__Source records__
◆ ◆ ◆ ◆ ◆ ◆ ◆

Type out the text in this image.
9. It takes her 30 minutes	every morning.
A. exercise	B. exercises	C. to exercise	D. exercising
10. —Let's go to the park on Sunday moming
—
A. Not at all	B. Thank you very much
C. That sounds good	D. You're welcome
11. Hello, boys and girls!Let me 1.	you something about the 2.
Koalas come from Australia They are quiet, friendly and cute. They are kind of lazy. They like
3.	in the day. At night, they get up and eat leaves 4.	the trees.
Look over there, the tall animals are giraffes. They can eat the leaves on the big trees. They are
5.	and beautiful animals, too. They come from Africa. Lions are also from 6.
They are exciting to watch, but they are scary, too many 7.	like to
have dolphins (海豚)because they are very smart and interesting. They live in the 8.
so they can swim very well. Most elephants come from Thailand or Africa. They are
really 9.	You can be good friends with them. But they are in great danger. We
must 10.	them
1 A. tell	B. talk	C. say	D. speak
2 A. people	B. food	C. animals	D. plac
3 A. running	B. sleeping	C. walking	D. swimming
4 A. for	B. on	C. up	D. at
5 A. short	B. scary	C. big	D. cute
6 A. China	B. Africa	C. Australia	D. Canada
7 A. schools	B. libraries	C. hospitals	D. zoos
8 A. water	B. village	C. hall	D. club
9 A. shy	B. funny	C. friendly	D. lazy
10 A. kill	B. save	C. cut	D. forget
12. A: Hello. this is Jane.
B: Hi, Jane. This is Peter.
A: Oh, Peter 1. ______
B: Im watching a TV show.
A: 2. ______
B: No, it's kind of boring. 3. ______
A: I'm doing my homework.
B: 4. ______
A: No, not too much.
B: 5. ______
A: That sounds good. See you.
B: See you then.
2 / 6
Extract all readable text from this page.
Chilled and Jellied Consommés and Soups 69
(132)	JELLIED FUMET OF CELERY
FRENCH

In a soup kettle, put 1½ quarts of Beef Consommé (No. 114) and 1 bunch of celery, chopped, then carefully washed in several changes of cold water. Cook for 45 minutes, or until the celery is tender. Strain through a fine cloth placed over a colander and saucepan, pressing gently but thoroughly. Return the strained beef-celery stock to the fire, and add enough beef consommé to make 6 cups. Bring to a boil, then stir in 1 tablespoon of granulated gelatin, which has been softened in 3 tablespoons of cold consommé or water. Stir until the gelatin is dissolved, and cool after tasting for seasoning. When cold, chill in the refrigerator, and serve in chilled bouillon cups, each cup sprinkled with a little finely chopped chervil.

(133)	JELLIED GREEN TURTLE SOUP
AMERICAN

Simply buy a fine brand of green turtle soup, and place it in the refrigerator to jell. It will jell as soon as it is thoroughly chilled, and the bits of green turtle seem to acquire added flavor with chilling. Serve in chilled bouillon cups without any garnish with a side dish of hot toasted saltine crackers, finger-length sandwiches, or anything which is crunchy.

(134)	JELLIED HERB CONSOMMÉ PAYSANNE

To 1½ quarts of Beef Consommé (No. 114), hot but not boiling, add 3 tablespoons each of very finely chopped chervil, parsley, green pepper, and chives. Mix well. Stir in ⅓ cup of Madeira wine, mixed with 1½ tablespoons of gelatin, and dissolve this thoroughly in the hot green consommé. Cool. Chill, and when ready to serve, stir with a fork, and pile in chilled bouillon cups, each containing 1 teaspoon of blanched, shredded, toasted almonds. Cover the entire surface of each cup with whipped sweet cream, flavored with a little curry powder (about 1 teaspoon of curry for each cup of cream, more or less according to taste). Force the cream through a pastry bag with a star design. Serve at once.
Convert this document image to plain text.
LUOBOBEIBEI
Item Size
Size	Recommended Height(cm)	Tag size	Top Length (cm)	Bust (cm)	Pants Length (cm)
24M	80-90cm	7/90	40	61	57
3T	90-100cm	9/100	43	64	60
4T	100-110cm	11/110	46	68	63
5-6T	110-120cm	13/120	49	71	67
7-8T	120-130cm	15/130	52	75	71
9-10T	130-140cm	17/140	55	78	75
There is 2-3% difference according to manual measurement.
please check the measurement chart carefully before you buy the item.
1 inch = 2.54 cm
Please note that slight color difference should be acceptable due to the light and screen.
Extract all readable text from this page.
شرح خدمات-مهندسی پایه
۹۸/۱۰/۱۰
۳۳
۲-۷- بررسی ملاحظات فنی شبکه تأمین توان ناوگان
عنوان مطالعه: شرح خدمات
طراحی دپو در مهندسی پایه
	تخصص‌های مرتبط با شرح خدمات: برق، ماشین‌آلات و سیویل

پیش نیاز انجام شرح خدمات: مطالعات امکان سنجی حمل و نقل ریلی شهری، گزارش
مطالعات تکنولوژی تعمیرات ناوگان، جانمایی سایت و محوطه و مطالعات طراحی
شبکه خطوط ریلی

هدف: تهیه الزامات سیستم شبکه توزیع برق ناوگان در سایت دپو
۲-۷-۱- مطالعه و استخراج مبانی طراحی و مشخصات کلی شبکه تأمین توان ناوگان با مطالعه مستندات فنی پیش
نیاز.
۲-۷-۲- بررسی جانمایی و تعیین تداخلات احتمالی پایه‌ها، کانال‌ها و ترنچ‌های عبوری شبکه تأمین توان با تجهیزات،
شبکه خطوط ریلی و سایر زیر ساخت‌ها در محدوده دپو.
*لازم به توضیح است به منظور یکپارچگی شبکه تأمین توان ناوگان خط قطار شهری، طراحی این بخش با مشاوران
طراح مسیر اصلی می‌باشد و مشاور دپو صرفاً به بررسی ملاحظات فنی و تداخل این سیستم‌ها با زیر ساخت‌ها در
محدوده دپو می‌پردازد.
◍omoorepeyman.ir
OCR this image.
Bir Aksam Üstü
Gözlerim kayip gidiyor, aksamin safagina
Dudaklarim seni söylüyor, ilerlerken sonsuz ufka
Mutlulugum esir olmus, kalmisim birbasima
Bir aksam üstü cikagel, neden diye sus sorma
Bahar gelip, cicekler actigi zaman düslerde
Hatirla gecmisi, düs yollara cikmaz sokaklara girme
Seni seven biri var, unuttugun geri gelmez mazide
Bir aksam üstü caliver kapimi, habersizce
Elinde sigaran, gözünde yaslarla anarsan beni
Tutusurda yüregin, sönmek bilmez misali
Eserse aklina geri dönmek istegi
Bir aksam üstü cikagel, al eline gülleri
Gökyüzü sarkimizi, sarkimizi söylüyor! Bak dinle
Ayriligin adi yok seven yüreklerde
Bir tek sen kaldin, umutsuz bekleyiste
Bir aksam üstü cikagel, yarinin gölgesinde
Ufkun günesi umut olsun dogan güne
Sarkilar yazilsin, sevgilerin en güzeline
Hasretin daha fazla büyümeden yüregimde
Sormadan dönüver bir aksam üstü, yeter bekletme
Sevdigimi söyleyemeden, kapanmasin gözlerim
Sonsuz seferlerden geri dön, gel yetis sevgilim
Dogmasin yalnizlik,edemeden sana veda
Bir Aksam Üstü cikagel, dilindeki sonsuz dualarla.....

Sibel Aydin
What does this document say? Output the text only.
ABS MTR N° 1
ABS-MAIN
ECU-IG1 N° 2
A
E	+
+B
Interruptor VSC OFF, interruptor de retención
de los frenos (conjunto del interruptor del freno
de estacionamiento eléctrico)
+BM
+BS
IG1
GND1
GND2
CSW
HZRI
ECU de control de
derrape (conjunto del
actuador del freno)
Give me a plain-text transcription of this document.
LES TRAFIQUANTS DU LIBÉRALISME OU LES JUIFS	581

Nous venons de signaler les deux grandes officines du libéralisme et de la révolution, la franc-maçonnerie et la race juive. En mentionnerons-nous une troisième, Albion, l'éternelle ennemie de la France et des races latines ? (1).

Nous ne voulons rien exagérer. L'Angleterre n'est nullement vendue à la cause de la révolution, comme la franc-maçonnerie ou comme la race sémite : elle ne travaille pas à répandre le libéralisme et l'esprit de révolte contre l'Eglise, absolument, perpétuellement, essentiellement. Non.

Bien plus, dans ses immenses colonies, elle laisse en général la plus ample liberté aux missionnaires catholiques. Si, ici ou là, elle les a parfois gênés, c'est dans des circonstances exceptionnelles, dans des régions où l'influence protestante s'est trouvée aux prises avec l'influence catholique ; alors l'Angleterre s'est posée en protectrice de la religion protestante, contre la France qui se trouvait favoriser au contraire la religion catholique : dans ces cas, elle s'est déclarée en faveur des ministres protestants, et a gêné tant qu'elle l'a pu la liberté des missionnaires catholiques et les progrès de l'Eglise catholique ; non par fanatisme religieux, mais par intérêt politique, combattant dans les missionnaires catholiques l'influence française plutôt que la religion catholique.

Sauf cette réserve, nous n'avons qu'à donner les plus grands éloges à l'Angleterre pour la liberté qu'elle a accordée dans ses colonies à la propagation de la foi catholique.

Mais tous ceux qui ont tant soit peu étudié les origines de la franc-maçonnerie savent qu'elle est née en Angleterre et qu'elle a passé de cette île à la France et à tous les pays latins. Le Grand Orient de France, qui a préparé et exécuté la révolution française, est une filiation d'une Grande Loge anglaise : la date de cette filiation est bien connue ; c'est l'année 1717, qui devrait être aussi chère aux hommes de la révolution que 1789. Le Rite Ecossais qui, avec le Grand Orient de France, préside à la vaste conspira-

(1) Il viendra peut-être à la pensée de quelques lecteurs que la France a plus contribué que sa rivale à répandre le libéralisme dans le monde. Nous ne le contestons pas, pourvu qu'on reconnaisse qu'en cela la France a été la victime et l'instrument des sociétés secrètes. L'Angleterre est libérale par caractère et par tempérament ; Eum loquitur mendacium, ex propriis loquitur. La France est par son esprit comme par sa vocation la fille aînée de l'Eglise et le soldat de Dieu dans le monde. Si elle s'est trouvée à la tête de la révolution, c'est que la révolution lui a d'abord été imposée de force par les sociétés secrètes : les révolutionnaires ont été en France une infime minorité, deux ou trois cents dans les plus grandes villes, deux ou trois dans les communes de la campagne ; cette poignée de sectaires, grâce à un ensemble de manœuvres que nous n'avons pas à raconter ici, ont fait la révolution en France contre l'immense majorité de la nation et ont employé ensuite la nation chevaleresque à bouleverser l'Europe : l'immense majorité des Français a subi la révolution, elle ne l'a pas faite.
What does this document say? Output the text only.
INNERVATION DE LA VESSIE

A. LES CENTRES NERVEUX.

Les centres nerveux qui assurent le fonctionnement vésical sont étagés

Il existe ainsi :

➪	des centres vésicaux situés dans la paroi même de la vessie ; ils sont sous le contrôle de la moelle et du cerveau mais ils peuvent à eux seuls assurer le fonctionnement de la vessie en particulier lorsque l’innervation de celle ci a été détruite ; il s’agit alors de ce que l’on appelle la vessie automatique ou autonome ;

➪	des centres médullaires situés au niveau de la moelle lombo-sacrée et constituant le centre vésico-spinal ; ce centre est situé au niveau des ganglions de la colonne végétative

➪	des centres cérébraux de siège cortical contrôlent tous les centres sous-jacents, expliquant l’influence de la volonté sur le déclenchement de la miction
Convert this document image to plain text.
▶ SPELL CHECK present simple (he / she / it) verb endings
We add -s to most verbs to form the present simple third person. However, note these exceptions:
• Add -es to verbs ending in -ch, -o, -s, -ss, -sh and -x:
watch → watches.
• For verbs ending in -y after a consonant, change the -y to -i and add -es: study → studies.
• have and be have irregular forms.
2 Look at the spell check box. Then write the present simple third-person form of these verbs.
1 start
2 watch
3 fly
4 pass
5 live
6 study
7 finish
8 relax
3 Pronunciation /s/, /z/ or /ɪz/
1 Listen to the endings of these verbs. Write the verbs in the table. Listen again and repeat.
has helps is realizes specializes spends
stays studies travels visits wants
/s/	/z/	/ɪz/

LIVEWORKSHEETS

◆ ◆ ◆ ◆ ◆ ◆ ◆

__What the task asks__
Pull every line containing the word "about" out of the entries above.

__Solved problem__
11. Hello, boys and girls!Let me 1.	you something about the 2.
To 1½ quarts of Beef Consommé (No. 114), hot but not boiling, add 3 tablespoons each of very finely chopped chervil, parsley, green pepper, and chives. Mix well. Stir in ⅓ cup of Madeira wine, mixed with 1½ tablespoons of gelatin, and dissolve this thoroughly in the hot green consommé. Cool. Chill, and when ready to serve, stir with a fork, and pile in chilled bouillon cups, each containing 1 teaspoon of blanched, shredded, toasted almonds. Cover the entire surface of each cup with whipped sweet cream, flavored with a little curry powder (about 1 teaspoon of curry for each cup of cream, more or less according to taste). Force the cream through a pastry bag with a star design. Serve at once.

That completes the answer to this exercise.